* Start Supplied data *

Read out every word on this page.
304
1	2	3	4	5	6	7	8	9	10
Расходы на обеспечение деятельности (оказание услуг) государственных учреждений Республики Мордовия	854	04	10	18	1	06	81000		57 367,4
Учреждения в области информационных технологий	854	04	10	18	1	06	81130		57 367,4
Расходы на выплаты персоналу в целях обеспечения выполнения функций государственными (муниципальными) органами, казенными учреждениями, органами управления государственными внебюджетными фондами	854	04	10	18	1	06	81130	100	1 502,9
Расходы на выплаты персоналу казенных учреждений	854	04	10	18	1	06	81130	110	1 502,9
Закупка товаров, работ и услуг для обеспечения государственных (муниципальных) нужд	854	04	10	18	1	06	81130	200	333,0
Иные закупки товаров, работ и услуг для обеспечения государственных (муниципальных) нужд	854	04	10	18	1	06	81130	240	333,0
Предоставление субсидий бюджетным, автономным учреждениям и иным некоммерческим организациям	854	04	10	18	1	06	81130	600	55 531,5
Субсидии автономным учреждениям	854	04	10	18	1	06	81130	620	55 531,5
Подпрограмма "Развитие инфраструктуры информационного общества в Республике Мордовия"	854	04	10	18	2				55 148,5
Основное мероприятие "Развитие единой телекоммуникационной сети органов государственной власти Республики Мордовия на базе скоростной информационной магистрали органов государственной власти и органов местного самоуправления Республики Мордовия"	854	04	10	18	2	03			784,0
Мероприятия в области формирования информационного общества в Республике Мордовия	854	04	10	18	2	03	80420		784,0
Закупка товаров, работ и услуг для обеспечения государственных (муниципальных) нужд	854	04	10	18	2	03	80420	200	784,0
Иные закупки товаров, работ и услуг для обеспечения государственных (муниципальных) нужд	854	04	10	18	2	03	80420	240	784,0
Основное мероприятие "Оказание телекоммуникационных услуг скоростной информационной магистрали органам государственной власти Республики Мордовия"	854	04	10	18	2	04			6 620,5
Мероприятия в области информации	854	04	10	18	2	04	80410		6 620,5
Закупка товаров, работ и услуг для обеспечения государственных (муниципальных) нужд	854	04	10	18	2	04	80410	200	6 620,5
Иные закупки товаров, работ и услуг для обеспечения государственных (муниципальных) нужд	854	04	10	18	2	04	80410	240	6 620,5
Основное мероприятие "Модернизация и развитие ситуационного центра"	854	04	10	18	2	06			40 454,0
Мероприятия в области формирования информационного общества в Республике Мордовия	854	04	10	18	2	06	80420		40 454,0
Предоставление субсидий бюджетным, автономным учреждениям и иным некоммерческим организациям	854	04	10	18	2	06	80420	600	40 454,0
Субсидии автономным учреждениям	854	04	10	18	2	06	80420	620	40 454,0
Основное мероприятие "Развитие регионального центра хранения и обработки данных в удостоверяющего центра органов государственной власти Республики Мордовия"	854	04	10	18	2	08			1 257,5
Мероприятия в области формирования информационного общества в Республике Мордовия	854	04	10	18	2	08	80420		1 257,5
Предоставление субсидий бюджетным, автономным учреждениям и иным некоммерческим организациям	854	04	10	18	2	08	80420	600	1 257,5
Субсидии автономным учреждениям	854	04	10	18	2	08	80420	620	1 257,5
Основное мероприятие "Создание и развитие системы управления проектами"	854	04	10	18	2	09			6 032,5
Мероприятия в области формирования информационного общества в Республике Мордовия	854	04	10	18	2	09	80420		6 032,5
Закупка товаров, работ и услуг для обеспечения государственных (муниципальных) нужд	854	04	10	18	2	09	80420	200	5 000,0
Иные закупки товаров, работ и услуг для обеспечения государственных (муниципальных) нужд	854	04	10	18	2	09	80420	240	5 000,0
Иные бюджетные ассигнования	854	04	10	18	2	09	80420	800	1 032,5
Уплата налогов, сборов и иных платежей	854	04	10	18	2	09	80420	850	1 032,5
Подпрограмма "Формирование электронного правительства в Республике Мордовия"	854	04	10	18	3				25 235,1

* End Supplied data *

Exercise details:
Give the data again, exactly as it stands.

Written solution:
Read out every word on this page.
304
1	2	3	4	5	6	7	8	9	10
Расходы на обеспечение деятельности (оказание услуг) государственных учреждений Республики Мордовия	854	04	10	18	1	06	81000		57 367,4
Учреждения в области информационных технологий	854	04	10	18	1	06	81130		57 367,4
Расходы на выплаты персоналу в целях обеспечения выполнения функций государственными (муниципальными) органами, казенными учреждениями, органами управления государственными внебюджетными фондами	854	04	10	18	1	06	81130	100	1 502,9
Расходы на выплаты персоналу казенных учреждений	854	04	10	18	1	06	81130	110	1 502,9
Закупка товаров, работ и услуг для обеспечения государственных (муниципальных) нужд	854	04	10	18	1	06	81130	200	333,0
Иные закупки товаров, работ и услуг для обеспечения государственных (муниципальных) нужд	854	04	10	18	1	06	81130	240	333,0
Предоставление субсидий бюджетным, автономным учреждениям и иным некоммерческим организациям	854	04	10	18	1	06	81130	600	55 531,5
Субсидии автономным учреждениям	854	04	10	18	1	06	81130	620	55 531,5
Подпрограмма "Развитие инфраструктуры информационного общества в Республике Мордовия"	854	04	10	18	2				55 148,5
Основное мероприятие "Развитие единой телекоммуникационной сети органов государственной власти Республики Мордовия на базе скоростной информационной магистрали органов государственной власти и органов местного самоуправления Республики Мордовия"	854	04	10	18	2	03			784,0
Мероприятия в области формирования информационного общества в Республике Мордовия	854	04	10	18	2	03	80420		784,0
Закупка товаров, работ и услуг для обеспечения государственных (муниципальных) нужд	854	04	10	18	2	03	80420	200	784,0
Иные закупки товаров, работ и услуг для обеспечения государственных (муниципальных) нужд	854	04	10	18	2	03	80420	240	784,0
Основное мероприятие "Оказание телекоммуникационных услуг скоростной информационной магистрали органам государственной власти Республики Мордовия"	854	04	10	18	2	04			6 620,5
Мероприятия в области информации	854	04	10	18	2	04	80410		6 620,5
Закупка товаров, работ и услуг для обеспечения государственных (муниципальных) нужд	854	04	10	18	2	04	80410	200	6 620,5
Иные закупки товаров, работ и услуг для обеспечения государственных (муниципальных) нужд	854	04	10	18	2	04	80410	240	6 620,5
Основное мероприятие "Модернизация и развитие ситуационного центра"	854	04	10	18	2	06			40 454,0
Мероприятия в области формирования информационного общества в Республике Мордовия	854	04	10	18	2	06	80420		40 454,0
Предоставление субсидий бюджетным, автономным учреждениям и иным некоммерческим организациям	854	04	10	18	2	06	80420	600	40 454,0
Субсидии автономным учреждениям	854	04	10	18	2	06	80420	620	40 454,0
Основное мероприятие "Развитие регионального центра хранения и обработки данных в удостоверяющего центра органов государственной власти Республики Мордовия"	854	04	10	18	2	08			1 257,5
Мероприятия в области формирования информационного общества в Республике Мордовия	854	04	10	18	2	08	80420		1 257,5
Предоставление субсидий бюджетным, автономным учреждениям и иным некоммерческим организациям	854	04	10	18	2	08	80420	600	1 257,5
Субсидии автономным учреждениям	854	04	10	18	2	08	80420	620	1 257,5
Основное мероприятие "Создание и развитие системы управления проектами"	854	04	10	18	2	09			6 032,5
Мероприятия в области формирования информационного общества в Республике Мордовия	854	04	10	18	2	09	80420		6 032,5
Закупка товаров, работ и услуг для обеспечения государственных (муниципальных) нужд	854	04	10	18	2	09	80420	200	5 000,0
Иные закупки товаров, работ и услуг для обеспечения государственных (муниципальных) нужд	854	04	10	18	2	09	80420	240	5 000,0
Иные бюджетные ассигнования	854	04	10	18	2	09	80420	800	1 032,5
Уплата налогов, сборов и иных платежей	854	04	10	18	2	09	80420	850	1 032,5
Подпрограмма "Формирование электронного правительства в Республике Мордовия"	854	04	10	18	3				25 235,1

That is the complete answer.